Goal :: Reproduce every record below exactly as written, leaving out any pictures.

Exercise material ::
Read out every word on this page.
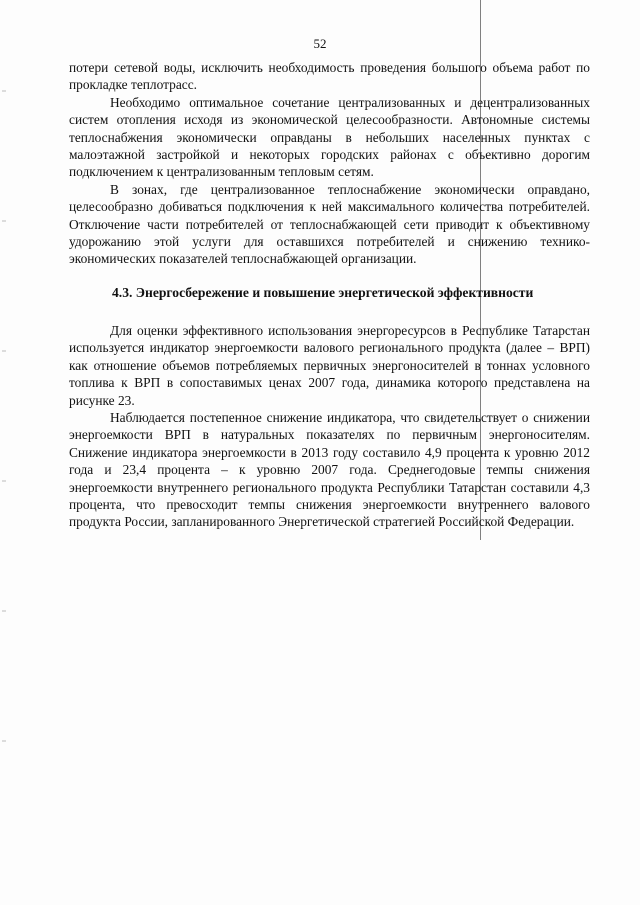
52

потери сетевой воды, исключить необходимость проведения большого объема работ по прокладке теплотрасс.

Необходимо оптимальное сочетание централизованных и децентрализованных систем отопления исходя из экономической целесообразности. Автономные системы теплоснабжения экономически оправданы в небольших населенных пунктах с малоэтажной застройкой и некоторых городских районах с объективно дорогим подключением к централизованным тепловым сетям.

В зонах, где централизованное теплоснабжение экономически оправдано, целесообразно добиваться подключения к ней максимального количества потребителей. Отключение части потребителей от теплоснабжающей сети приводит к объективному удорожанию этой услуги для оставшихся потребителей и снижению технико-экономических показателей теплоснабжающей организации.

4.3. Энергосбережение и повышение энергетической эффективности

Для оценки эффективного использования энергоресурсов в Республике Татарстан используется индикатор энергоемкости валового регионального продукта (далее – ВРП) как отношение объемов потребляемых первичных энергоносителей в тоннах условного топлива к ВРП в сопоставимых ценах 2007 года, динамика которого представлена на рисунке 23.

Наблюдается постепенное снижение индикатора, что свидетельствует о снижении энергоемкости ВРП в натуральных показателях по первичным энергоносителям. Снижение индикатора энергоемкости в 2013 году составило 4,9 процента к уровню 2012 года и 23,4 процента – к уровню 2007 года. Среднегодовые темпы снижения энергоемкости внутреннего регионального продукта Республики Татарстан составили 4,3 процента, что превосходит темпы снижения энергоемкости внутреннего валового продукта России, запланированного Энергетической стратегией Российской Федерации.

Result of this exercise ::
Read out every word on this page.
52

потери сетевой воды, исключить необходимость проведения большого объема работ по прокладке теплотрасс.

Необходимо оптимальное сочетание централизованных и децентрализованных систем отопления исходя из экономической целесообразности. Автономные системы теплоснабжения экономически оправданы в небольших населенных пунктах с малоэтажной застройкой и некоторых городских районах с объективно дорогим подключением к централизованным тепловым сетям.

В зонах, где централизованное теплоснабжение экономически оправдано, целесообразно добиваться подключения к ней максимального количества потребителей. Отключение части потребителей от теплоснабжающей сети приводит к объективному удорожанию этой услуги для оставшихся потребителей и снижению технико-экономических показателей теплоснабжающей организации.

4.3. Энергосбережение и повышение энергетической эффективности

Для оценки эффективного использования энергоресурсов в Республике Татарстан используется индикатор энергоемкости валового регионального продукта (далее – ВРП) как отношение объемов потребляемых первичных энергоносителей в тоннах условного топлива к ВРП в сопоставимых ценах 2007 года, динамика которого представлена на рисунке 23.

Наблюдается постепенное снижение индикатора, что свидетельствует о снижении энергоемкости ВРП в натуральных показателях по первичным энергоносителям. Снижение индикатора энергоемкости в 2013 году составило 4,9 процента к уровню 2012 года и 23,4 процента – к уровню 2007 года. Среднегодовые темпы снижения энергоемкости внутреннего регионального продукта Республики Татарстан составили 4,3 процента, что превосходит темпы снижения энергоемкости внутреннего валового продукта России, запланированного Энергетической стратегией Российской Федерации.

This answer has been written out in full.